[Source records]
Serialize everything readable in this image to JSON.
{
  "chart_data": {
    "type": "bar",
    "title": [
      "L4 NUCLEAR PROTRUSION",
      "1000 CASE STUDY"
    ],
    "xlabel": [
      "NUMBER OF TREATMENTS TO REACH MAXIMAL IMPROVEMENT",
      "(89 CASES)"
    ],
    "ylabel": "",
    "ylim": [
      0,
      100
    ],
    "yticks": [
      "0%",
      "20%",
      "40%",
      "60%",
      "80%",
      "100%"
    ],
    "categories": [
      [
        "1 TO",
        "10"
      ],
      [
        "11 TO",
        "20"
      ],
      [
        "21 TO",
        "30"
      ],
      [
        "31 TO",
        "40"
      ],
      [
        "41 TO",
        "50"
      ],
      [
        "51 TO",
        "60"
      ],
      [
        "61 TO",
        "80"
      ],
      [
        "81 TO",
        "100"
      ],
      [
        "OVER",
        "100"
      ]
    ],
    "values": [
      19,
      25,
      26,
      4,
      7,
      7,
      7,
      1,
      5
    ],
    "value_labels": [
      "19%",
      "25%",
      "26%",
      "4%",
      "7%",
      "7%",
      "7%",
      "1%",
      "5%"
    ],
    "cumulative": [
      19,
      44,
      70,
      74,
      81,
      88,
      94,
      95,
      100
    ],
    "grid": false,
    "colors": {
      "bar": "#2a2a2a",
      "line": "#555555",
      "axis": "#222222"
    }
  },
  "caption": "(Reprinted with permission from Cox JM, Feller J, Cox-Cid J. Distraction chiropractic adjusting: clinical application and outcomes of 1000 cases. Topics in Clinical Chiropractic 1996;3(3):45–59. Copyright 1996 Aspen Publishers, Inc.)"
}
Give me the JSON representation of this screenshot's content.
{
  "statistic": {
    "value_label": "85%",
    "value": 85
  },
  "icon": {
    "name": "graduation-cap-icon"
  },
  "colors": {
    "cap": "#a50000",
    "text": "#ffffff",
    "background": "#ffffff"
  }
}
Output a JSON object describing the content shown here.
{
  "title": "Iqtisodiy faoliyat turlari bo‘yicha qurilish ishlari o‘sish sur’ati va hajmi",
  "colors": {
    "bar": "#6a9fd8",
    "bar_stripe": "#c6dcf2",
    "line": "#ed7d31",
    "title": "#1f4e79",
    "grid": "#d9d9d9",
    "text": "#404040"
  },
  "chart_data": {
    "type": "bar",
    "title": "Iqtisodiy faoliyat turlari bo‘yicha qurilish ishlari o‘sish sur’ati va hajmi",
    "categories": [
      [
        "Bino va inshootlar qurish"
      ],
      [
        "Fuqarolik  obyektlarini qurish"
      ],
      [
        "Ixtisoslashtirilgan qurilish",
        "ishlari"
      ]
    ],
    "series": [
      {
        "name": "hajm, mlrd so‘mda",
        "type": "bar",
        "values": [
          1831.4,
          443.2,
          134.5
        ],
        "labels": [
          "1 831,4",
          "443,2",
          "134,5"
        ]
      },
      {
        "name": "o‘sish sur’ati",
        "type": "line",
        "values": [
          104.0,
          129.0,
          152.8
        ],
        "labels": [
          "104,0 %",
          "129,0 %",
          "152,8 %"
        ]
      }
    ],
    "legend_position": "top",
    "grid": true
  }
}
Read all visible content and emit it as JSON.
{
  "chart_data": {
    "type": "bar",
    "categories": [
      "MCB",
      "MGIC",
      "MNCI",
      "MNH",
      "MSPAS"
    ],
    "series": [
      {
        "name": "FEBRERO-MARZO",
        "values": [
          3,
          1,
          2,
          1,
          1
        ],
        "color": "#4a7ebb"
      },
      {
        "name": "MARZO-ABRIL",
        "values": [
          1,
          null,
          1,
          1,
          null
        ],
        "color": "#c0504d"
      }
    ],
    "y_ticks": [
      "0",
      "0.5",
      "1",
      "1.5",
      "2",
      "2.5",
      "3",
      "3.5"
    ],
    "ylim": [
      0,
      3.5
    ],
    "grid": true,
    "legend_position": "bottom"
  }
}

- What you are asked to do
Reproduce the listing in full. Keep it exactly as written.

- Worked solution
Serialize everything readable in this image to JSON.
{
  "chart_data": {
    "type": "bar",
    "title": [
      "L4 NUCLEAR PROTRUSION",
      "1000 CASE STUDY"
    ],
    "xlabel": [
      "NUMBER OF TREATMENTS TO REACH MAXIMAL IMPROVEMENT",
      "(89 CASES)"
    ],
    "ylabel": "",
    "ylim": [
      0,
      100
    ],
    "yticks": [
      "0%",
      "20%",
      "40%",
      "60%",
      "80%",
      "100%"
    ],
    "categories": [
      [
        "1 TO",
        "10"
      ],
      [
        "11 TO",
        "20"
      ],
      [
        "21 TO",
        "30"
      ],
      [
        "31 TO",
        "40"
      ],
      [
        "41 TO",
        "50"
      ],
      [
        "51 TO",
        "60"
      ],
      [
        "61 TO",
        "80"
      ],
      [
        "81 TO",
        "100"
      ],
      [
        "OVER",
        "100"
      ]
    ],
    "values": [
      19,
      25,
      26,
      4,
      7,
      7,
      7,
      1,
      5
    ],
    "value_labels": [
      "19%",
      "25%",
      "26%",
      "4%",
      "7%",
      "7%",
      "7%",
      "1%",
      "5%"
    ],
    "cumulative": [
      19,
      44,
      70,
      74,
      81,
      88,
      94,
      95,
      100
    ],
    "grid": false,
    "colors": {
      "bar": "#2a2a2a",
      "line": "#555555",
      "axis": "#222222"
    }
  },
  "caption": "(Reprinted with permission from Cox JM, Feller J, Cox-Cid J. Distraction chiropractic adjusting: clinical application and outcomes of 1000 cases. Topics in Clinical Chiropractic 1996;3(3):45–59. Copyright 1996 Aspen Publishers, Inc.)"
}
Give me the JSON representation of this screenshot's content.
{
  "statistic": {
    "value_label": "85%",
    "value": 85
  },
  "icon": {
    "name": "graduation-cap-icon"
  },
  "colors": {
    "cap": "#a50000",
    "text": "#ffffff",
    "background": "#ffffff"
  }
}
Output a JSON object describing the content shown here.
{
  "title": "Iqtisodiy faoliyat turlari bo‘yicha qurilish ishlari o‘sish sur’ati va hajmi",
  "colors": {
    "bar": "#6a9fd8",
    "bar_stripe": "#c6dcf2",
    "line": "#ed7d31",
    "title": "#1f4e79",
    "grid": "#d9d9d9",
    "text": "#404040"
  },
  "chart_data": {
    "type": "bar",
    "title": "Iqtisodiy faoliyat turlari bo‘yicha qurilish ishlari o‘sish sur’ati va hajmi",
    "categories": [
      [
        "Bino va inshootlar qurish"
      ],
      [
        "Fuqarolik  obyektlarini qurish"
      ],
      [
        "Ixtisoslashtirilgan qurilish",
        "ishlari"
      ]
    ],
    "series": [
      {
        "name": "hajm, mlrd so‘mda",
        "type": "bar",
        "values": [
          1831.4,
          443.2,
          134.5
        ],
        "labels": [
          "1 831,4",
          "443,2",
          "134,5"
        ]
      },
      {
        "name": "o‘sish sur’ati",
        "type": "line",
        "values": [
          104.0,
          129.0,
          152.8
        ],
        "labels": [
          "104,0 %",
          "129,0 %",
          "152,8 %"
        ]
      }
    ],
    "legend_position": "top",
    "grid": true
  }
}
Read all visible content and emit it as JSON.
{
  "chart_data": {
    "type": "bar",
    "categories": [
      "MCB",
      "MGIC",
      "MNCI",
      "MNH",
      "MSPAS"
    ],
    "series": [
      {
        "name": "FEBRERO-MARZO",
        "values": [
          3,
          1,
          2,
          1,
          1
        ],
        "color": "#4a7ebb"
      },
      {
        "name": "MARZO-ABRIL",
        "values": [
          1,
          null,
          1,
          1,
          null
        ],
        "color": "#c0504d"
      }
    ],
    "y_ticks": [
      "0",
      "0.5",
      "1",
      "1.5",
      "2",
      "2.5",
      "3",
      "3.5"
    ],
    "ylim": [
      0,
      3.5
    ],
    "grid": true,
    "legend_position": "bottom"
  }
}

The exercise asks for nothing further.